Records to use =>

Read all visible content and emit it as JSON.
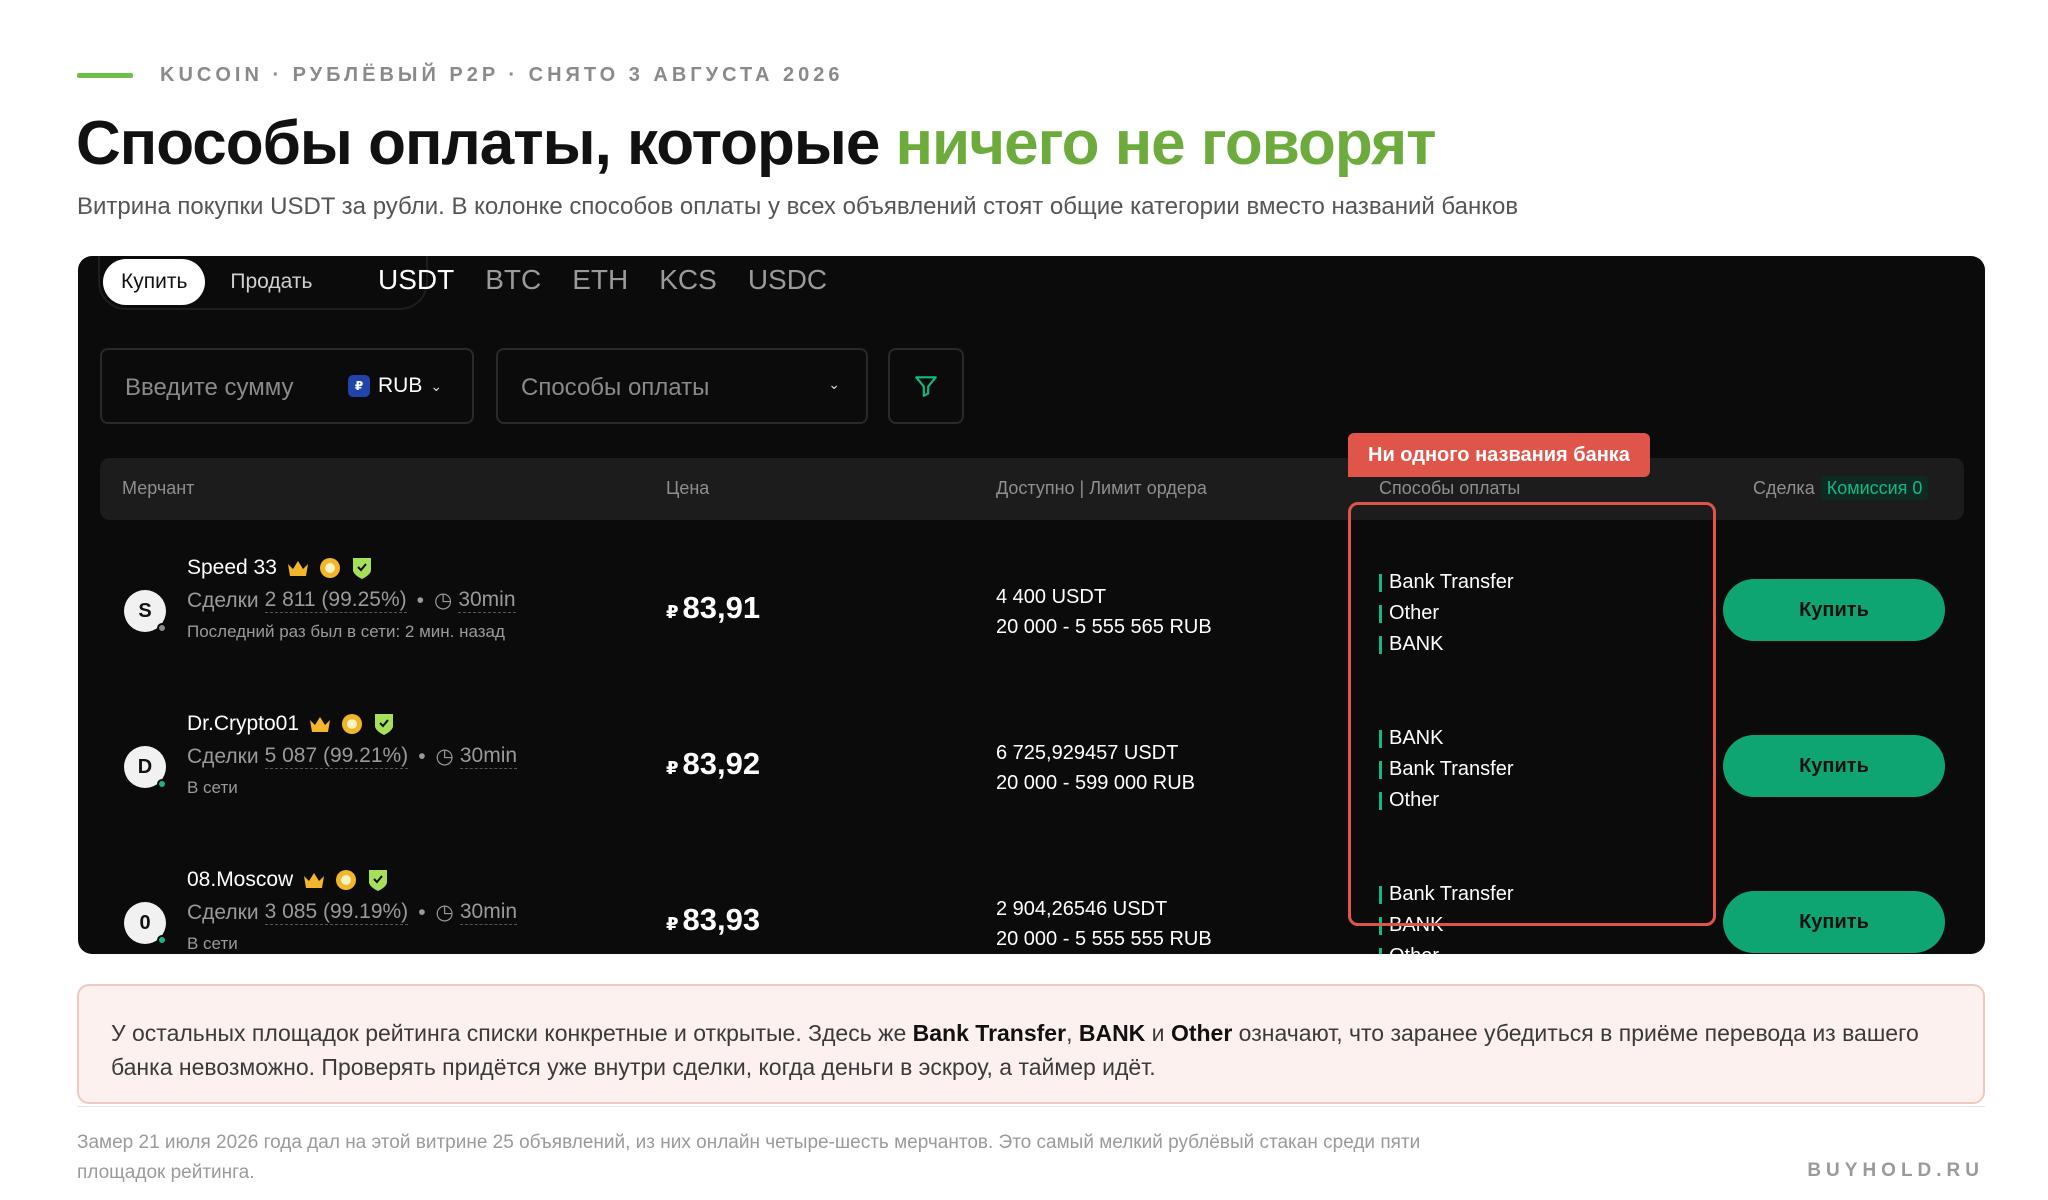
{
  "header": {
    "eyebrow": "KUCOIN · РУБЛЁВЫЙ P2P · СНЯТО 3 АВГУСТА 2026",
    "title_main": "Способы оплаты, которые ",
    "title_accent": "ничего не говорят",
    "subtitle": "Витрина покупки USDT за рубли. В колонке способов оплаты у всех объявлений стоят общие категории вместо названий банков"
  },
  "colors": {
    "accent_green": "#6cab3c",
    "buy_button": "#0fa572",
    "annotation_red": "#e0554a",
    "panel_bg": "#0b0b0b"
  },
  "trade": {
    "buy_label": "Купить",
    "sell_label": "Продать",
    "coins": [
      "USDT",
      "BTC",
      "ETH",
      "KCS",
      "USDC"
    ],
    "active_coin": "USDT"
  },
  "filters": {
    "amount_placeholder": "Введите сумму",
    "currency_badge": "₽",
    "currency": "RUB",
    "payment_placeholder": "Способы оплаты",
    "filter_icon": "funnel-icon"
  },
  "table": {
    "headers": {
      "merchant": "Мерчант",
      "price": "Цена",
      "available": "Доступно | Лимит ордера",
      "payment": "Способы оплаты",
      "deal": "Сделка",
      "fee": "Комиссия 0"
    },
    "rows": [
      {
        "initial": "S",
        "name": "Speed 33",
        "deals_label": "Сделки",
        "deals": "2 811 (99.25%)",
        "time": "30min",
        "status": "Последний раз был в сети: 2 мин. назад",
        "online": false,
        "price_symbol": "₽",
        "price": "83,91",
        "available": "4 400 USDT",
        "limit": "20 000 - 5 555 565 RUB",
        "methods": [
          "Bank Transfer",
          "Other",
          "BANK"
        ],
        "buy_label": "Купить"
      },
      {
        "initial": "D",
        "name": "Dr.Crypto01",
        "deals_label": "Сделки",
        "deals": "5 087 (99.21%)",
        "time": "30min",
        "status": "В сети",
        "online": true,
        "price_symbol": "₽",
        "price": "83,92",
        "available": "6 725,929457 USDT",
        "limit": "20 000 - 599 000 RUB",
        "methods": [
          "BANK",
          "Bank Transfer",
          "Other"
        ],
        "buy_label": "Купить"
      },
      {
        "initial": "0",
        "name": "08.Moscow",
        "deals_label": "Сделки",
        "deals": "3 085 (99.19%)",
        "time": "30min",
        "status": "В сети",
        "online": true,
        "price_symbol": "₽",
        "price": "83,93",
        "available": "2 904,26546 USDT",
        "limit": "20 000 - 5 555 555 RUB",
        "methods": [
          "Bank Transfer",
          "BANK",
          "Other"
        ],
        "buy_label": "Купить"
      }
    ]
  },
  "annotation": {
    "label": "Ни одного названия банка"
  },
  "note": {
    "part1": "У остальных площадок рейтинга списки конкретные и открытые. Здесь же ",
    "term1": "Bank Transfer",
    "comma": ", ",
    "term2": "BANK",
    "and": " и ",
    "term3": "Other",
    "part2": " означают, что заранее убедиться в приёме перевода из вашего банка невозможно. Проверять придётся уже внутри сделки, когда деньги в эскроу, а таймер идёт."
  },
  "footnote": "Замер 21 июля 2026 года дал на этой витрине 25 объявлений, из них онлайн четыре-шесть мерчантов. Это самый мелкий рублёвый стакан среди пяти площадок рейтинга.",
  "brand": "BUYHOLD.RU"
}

Requirement => Reproduce the material above verbatim; omit every picture.

Finished answer =>
Read all visible content and emit it as JSON.
{
  "header": {
    "eyebrow": "KUCOIN · РУБЛЁВЫЙ P2P · СНЯТО 3 АВГУСТА 2026",
    "title_main": "Способы оплаты, которые ",
    "title_accent": "ничего не говорят",
    "subtitle": "Витрина покупки USDT за рубли. В колонке способов оплаты у всех объявлений стоят общие категории вместо названий банков"
  },
  "colors": {
    "accent_green": "#6cab3c",
    "buy_button": "#0fa572",
    "annotation_red": "#e0554a",
    "panel_bg": "#0b0b0b"
  },
  "trade": {
    "buy_label": "Купить",
    "sell_label": "Продать",
    "coins": [
      "USDT",
      "BTC",
      "ETH",
      "KCS",
      "USDC"
    ],
    "active_coin": "USDT"
  },
  "filters": {
    "amount_placeholder": "Введите сумму",
    "currency_badge": "₽",
    "currency": "RUB",
    "payment_placeholder": "Способы оплаты",
    "filter_icon": "funnel-icon"
  },
  "table": {
    "headers": {
      "merchant": "Мерчант",
      "price": "Цена",
      "available": "Доступно | Лимит ордера",
      "payment": "Способы оплаты",
      "deal": "Сделка",
      "fee": "Комиссия 0"
    },
    "rows": [
      {
        "initial": "S",
        "name": "Speed 33",
        "deals_label": "Сделки",
        "deals": "2 811 (99.25%)",
        "time": "30min",
        "status": "Последний раз был в сети: 2 мин. назад",
        "online": false,
        "price_symbol": "₽",
        "price": "83,91",
        "available": "4 400 USDT",
        "limit": "20 000 - 5 555 565 RUB",
        "methods": [
          "Bank Transfer",
          "Other",
          "BANK"
        ],
        "buy_label": "Купить"
      },
      {
        "initial": "D",
        "name": "Dr.Crypto01",
        "deals_label": "Сделки",
        "deals": "5 087 (99.21%)",
        "time": "30min",
        "status": "В сети",
        "online": true,
        "price_symbol": "₽",
        "price": "83,92",
        "available": "6 725,929457 USDT",
        "limit": "20 000 - 599 000 RUB",
        "methods": [
          "BANK",
          "Bank Transfer",
          "Other"
        ],
        "buy_label": "Купить"
      },
      {
        "initial": "0",
        "name": "08.Moscow",
        "deals_label": "Сделки",
        "deals": "3 085 (99.19%)",
        "time": "30min",
        "status": "В сети",
        "online": true,
        "price_symbol": "₽",
        "price": "83,93",
        "available": "2 904,26546 USDT",
        "limit": "20 000 - 5 555 555 RUB",
        "methods": [
          "Bank Transfer",
          "BANK",
          "Other"
        ],
        "buy_label": "Купить"
      }
    ]
  },
  "annotation": {
    "label": "Ни одного названия банка"
  },
  "note": {
    "part1": "У остальных площадок рейтинга списки конкретные и открытые. Здесь же ",
    "term1": "Bank Transfer",
    "comma": ", ",
    "term2": "BANK",
    "and": " и ",
    "term3": "Other",
    "part2": " означают, что заранее убедиться в приёме перевода из вашего банка невозможно. Проверять придётся уже внутри сделки, когда деньги в эскроу, а таймер идёт."
  },
  "footnote": "Замер 21 июля 2026 года дал на этой витрине 25 объявлений, из них онлайн четыре-шесть мерчантов. Это самый мелкий рублёвый стакан среди пяти площадок рейтинга.",
  "brand": "BUYHOLD.RU"
}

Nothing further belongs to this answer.